Exercise directions: Reproduce all lines of the listing below in which the word "generales" occurs.
>>>
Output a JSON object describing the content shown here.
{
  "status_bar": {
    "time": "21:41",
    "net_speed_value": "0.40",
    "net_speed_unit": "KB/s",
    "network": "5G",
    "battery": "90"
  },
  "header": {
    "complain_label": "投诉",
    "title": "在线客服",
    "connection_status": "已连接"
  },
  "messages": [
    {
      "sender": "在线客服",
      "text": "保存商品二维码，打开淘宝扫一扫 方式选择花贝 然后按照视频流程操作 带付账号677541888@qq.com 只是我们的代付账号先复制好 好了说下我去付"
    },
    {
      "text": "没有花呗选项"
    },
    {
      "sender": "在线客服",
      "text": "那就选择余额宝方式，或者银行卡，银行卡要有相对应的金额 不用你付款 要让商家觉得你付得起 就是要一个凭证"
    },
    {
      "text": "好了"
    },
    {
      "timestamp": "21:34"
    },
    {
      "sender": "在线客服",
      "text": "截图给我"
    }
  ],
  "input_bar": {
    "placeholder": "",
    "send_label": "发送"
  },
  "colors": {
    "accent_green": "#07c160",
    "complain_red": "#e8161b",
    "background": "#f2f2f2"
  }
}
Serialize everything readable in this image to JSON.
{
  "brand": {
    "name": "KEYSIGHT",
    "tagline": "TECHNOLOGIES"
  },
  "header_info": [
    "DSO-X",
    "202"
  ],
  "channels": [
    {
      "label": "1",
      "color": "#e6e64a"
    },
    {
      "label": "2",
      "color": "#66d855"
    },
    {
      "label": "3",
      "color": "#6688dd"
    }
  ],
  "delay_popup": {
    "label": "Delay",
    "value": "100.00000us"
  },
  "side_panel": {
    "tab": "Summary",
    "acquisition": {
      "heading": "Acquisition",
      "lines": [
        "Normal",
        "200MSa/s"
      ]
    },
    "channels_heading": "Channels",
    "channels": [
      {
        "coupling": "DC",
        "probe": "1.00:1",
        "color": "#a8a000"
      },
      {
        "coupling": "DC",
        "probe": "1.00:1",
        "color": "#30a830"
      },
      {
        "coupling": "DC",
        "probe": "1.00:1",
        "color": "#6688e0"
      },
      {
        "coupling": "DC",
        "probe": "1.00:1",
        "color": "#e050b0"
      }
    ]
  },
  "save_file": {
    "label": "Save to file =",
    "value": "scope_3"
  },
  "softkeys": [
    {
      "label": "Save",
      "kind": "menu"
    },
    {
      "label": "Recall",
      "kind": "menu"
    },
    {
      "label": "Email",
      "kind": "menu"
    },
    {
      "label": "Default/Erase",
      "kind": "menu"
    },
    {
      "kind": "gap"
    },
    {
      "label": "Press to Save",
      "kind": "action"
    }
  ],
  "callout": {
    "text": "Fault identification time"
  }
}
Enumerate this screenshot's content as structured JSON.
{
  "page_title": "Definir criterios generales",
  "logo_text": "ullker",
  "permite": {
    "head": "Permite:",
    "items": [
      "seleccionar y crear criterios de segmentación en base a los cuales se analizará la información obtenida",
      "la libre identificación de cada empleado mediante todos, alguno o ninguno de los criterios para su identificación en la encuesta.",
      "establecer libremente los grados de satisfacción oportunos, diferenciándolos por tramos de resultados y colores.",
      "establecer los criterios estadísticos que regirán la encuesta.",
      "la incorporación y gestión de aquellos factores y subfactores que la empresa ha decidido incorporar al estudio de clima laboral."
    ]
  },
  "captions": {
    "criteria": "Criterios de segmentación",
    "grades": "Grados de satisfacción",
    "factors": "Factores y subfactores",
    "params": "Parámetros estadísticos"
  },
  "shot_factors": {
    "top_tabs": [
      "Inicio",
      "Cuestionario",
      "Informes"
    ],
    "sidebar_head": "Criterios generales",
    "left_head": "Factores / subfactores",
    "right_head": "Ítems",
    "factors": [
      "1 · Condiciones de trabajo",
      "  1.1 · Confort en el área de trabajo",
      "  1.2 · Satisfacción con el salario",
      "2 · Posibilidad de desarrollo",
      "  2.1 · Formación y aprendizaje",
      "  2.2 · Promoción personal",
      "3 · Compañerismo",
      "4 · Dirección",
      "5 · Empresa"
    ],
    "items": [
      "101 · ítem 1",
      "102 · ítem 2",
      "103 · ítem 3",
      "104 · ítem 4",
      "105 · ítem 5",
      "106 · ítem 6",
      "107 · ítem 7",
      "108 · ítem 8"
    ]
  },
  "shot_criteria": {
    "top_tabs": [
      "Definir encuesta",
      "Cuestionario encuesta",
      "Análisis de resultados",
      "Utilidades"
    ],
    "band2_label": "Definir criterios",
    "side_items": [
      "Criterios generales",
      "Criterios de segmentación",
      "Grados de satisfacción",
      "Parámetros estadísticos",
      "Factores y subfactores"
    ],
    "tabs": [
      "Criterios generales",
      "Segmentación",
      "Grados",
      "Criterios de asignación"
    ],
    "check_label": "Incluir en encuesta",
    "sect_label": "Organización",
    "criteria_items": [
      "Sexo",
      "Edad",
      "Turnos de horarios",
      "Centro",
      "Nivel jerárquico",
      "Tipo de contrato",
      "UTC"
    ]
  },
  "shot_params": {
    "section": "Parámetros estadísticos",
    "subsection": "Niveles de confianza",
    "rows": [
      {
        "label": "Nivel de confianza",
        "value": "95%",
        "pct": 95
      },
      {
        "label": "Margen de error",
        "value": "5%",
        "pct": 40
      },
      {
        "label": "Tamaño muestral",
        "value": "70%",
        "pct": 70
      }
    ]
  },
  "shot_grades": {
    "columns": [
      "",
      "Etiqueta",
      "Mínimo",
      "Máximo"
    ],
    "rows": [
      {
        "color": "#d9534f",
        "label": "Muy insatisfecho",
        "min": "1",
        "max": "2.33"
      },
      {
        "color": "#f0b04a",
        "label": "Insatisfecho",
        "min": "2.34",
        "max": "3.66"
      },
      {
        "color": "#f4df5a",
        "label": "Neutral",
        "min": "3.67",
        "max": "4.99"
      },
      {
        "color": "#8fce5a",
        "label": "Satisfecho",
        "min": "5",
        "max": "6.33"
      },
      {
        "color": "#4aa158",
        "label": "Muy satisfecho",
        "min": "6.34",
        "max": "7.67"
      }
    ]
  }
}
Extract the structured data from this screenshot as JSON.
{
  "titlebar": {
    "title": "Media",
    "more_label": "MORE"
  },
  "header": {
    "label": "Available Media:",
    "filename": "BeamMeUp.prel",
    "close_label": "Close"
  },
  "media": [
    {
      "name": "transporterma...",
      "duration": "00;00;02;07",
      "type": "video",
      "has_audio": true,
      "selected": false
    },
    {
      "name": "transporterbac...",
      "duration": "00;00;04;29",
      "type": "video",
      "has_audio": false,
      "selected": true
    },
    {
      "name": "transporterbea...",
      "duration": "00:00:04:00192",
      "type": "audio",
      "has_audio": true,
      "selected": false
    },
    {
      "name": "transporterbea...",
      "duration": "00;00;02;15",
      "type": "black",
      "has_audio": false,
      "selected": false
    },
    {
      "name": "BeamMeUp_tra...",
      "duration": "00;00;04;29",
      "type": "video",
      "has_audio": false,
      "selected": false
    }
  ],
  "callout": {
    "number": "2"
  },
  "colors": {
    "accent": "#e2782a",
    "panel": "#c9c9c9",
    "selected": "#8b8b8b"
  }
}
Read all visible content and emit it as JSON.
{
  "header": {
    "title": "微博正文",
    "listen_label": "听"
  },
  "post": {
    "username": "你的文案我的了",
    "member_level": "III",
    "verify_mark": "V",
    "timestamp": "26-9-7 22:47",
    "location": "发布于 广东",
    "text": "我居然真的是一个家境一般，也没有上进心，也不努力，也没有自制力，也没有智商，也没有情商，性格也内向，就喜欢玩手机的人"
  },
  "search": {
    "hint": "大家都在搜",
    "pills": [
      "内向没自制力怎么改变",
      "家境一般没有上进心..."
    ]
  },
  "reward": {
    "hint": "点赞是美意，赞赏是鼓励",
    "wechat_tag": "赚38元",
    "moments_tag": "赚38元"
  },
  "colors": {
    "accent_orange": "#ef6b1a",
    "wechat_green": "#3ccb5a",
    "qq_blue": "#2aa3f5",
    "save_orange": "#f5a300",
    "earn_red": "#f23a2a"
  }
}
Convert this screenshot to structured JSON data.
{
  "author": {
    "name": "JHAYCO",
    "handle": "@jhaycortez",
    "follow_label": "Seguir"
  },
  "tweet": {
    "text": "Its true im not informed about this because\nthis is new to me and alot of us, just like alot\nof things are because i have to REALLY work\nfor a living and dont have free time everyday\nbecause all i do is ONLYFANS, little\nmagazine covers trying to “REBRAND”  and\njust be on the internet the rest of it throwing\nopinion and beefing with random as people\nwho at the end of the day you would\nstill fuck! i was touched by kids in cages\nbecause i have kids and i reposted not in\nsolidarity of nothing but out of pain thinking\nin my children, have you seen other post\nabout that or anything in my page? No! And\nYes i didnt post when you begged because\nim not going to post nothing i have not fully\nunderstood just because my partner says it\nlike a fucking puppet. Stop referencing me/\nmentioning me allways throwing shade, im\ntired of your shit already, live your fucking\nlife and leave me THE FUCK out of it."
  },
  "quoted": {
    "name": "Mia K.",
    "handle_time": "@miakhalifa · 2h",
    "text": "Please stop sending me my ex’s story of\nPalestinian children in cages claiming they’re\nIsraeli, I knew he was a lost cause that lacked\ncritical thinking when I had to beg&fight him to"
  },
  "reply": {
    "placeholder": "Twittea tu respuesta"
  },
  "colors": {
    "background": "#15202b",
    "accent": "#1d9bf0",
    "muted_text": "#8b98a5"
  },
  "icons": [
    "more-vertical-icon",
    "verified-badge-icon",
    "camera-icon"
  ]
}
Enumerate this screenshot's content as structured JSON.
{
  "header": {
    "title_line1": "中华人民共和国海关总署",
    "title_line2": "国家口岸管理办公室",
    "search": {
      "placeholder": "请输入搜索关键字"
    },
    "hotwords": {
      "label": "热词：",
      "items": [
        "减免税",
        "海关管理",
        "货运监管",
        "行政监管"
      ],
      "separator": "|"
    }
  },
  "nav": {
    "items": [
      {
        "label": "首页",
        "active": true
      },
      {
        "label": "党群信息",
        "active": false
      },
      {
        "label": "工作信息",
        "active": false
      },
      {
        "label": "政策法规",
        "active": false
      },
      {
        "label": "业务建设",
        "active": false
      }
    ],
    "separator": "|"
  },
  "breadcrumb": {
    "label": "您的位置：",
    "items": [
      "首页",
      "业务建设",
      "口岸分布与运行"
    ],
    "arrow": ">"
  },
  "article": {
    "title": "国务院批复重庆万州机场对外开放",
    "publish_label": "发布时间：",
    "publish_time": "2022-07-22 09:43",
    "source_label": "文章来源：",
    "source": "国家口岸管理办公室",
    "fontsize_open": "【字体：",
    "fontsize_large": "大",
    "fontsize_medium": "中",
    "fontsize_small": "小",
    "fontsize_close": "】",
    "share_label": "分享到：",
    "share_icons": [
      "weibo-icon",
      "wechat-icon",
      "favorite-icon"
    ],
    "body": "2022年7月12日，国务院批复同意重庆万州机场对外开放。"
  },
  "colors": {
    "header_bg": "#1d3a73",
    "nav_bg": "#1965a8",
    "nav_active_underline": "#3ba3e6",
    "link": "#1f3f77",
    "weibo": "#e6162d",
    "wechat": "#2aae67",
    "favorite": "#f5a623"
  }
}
<<<
Answer:
  "page_title": "Definir criterios generales",
    "sidebar_head": "Criterios generales",
      "Criterios generales",
      "Criterios generales",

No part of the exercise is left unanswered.